• [Aim]: Copy out all lines where "case" appears.

# # # # # # #

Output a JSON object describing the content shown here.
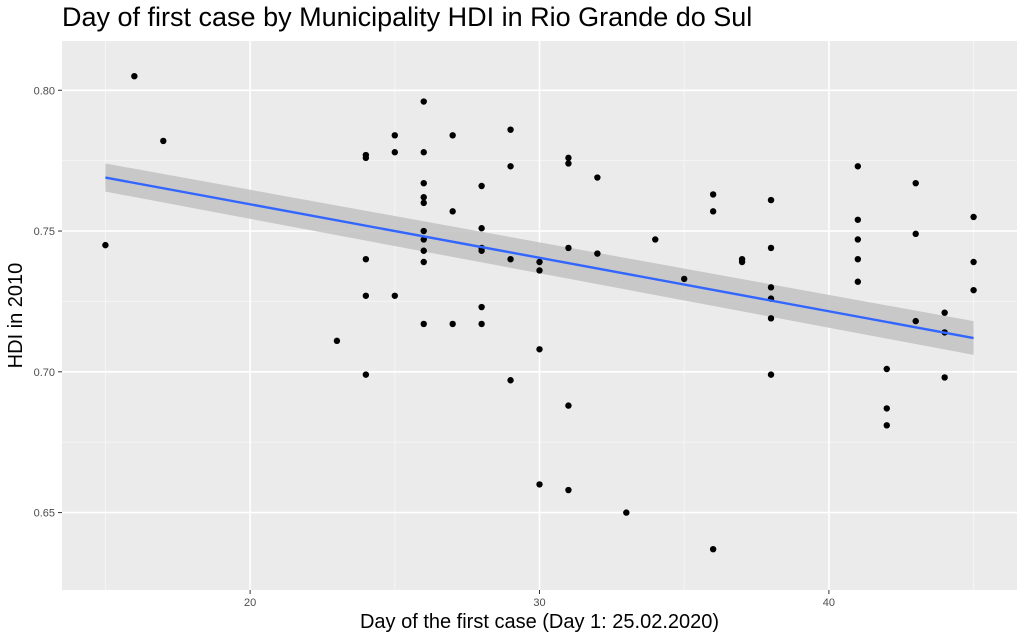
{
  "chart_data": {
    "type": "scatter",
    "title": "Day of first case by Municipality HDI in Rio Grande do Sul",
    "xlabel": "Day of the first case (Day 1: 25.02.2020)",
    "ylabel": "HDI in 2010",
    "xlim": [
      13.5,
      46.5
    ],
    "ylim": [
      0.6225,
      0.8175
    ],
    "x_ticks": [
      20,
      30,
      40
    ],
    "x_tick_labels": [
      "20",
      "30",
      "40"
    ],
    "y_ticks": [
      0.65,
      0.7,
      0.75,
      0.8
    ],
    "y_tick_labels": [
      "0.65",
      "0.70",
      "0.75",
      "0.80"
    ],
    "grid": true,
    "panel_background": "#ebebeb",
    "point_color": "#000000",
    "points": [
      [
        15,
        0.745
      ],
      [
        16,
        0.805
      ],
      [
        17,
        0.782
      ],
      [
        23,
        0.711
      ],
      [
        24,
        0.777
      ],
      [
        24,
        0.776
      ],
      [
        24,
        0.74
      ],
      [
        24,
        0.727
      ],
      [
        24,
        0.699
      ],
      [
        25,
        0.784
      ],
      [
        25,
        0.778
      ],
      [
        25,
        0.727
      ],
      [
        26,
        0.796
      ],
      [
        26,
        0.778
      ],
      [
        26,
        0.767
      ],
      [
        26,
        0.762
      ],
      [
        26,
        0.76
      ],
      [
        26,
        0.75
      ],
      [
        26,
        0.747
      ],
      [
        26,
        0.743
      ],
      [
        26,
        0.739
      ],
      [
        26,
        0.717
      ],
      [
        27,
        0.784
      ],
      [
        27,
        0.757
      ],
      [
        27,
        0.717
      ],
      [
        28,
        0.766
      ],
      [
        28,
        0.751
      ],
      [
        28,
        0.744
      ],
      [
        28,
        0.743
      ],
      [
        28,
        0.723
      ],
      [
        28,
        0.717
      ],
      [
        29,
        0.786
      ],
      [
        29,
        0.773
      ],
      [
        29,
        0.74
      ],
      [
        29,
        0.697
      ],
      [
        30,
        0.739
      ],
      [
        30,
        0.736
      ],
      [
        30,
        0.708
      ],
      [
        30,
        0.66
      ],
      [
        31,
        0.776
      ],
      [
        31,
        0.774
      ],
      [
        31,
        0.744
      ],
      [
        31,
        0.688
      ],
      [
        31,
        0.658
      ],
      [
        32,
        0.769
      ],
      [
        32,
        0.742
      ],
      [
        33,
        0.65
      ],
      [
        34,
        0.747
      ],
      [
        35,
        0.733
      ],
      [
        36,
        0.763
      ],
      [
        36,
        0.757
      ],
      [
        36,
        0.637
      ],
      [
        37,
        0.74
      ],
      [
        37,
        0.739
      ],
      [
        38,
        0.761
      ],
      [
        38,
        0.744
      ],
      [
        38,
        0.73
      ],
      [
        38,
        0.726
      ],
      [
        38,
        0.719
      ],
      [
        38,
        0.699
      ],
      [
        41,
        0.773
      ],
      [
        41,
        0.754
      ],
      [
        41,
        0.747
      ],
      [
        41,
        0.74
      ],
      [
        41,
        0.732
      ],
      [
        42,
        0.701
      ],
      [
        42,
        0.687
      ],
      [
        42,
        0.681
      ],
      [
        43,
        0.767
      ],
      [
        43,
        0.749
      ],
      [
        43,
        0.718
      ],
      [
        44,
        0.721
      ],
      [
        44,
        0.714
      ],
      [
        44,
        0.698
      ],
      [
        45,
        0.755
      ],
      [
        45,
        0.739
      ],
      [
        45,
        0.729
      ]
    ],
    "trend_line": {
      "method": "lm",
      "color": "#3366ff",
      "band_color": "#c2c2c2",
      "x": [
        15,
        45
      ],
      "y": [
        0.769,
        0.712
      ],
      "band_upper": [
        0.774,
        0.718
      ],
      "band_lower": [
        0.764,
        0.706
      ]
    }
  }
}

# # # # # # #

• [Answer for this exercise]:
    "title": "Day of first case by Municipality HDI in Rio Grande do Sul",
    "xlabel": "Day of the first case (Day 1: 25.02.2020)",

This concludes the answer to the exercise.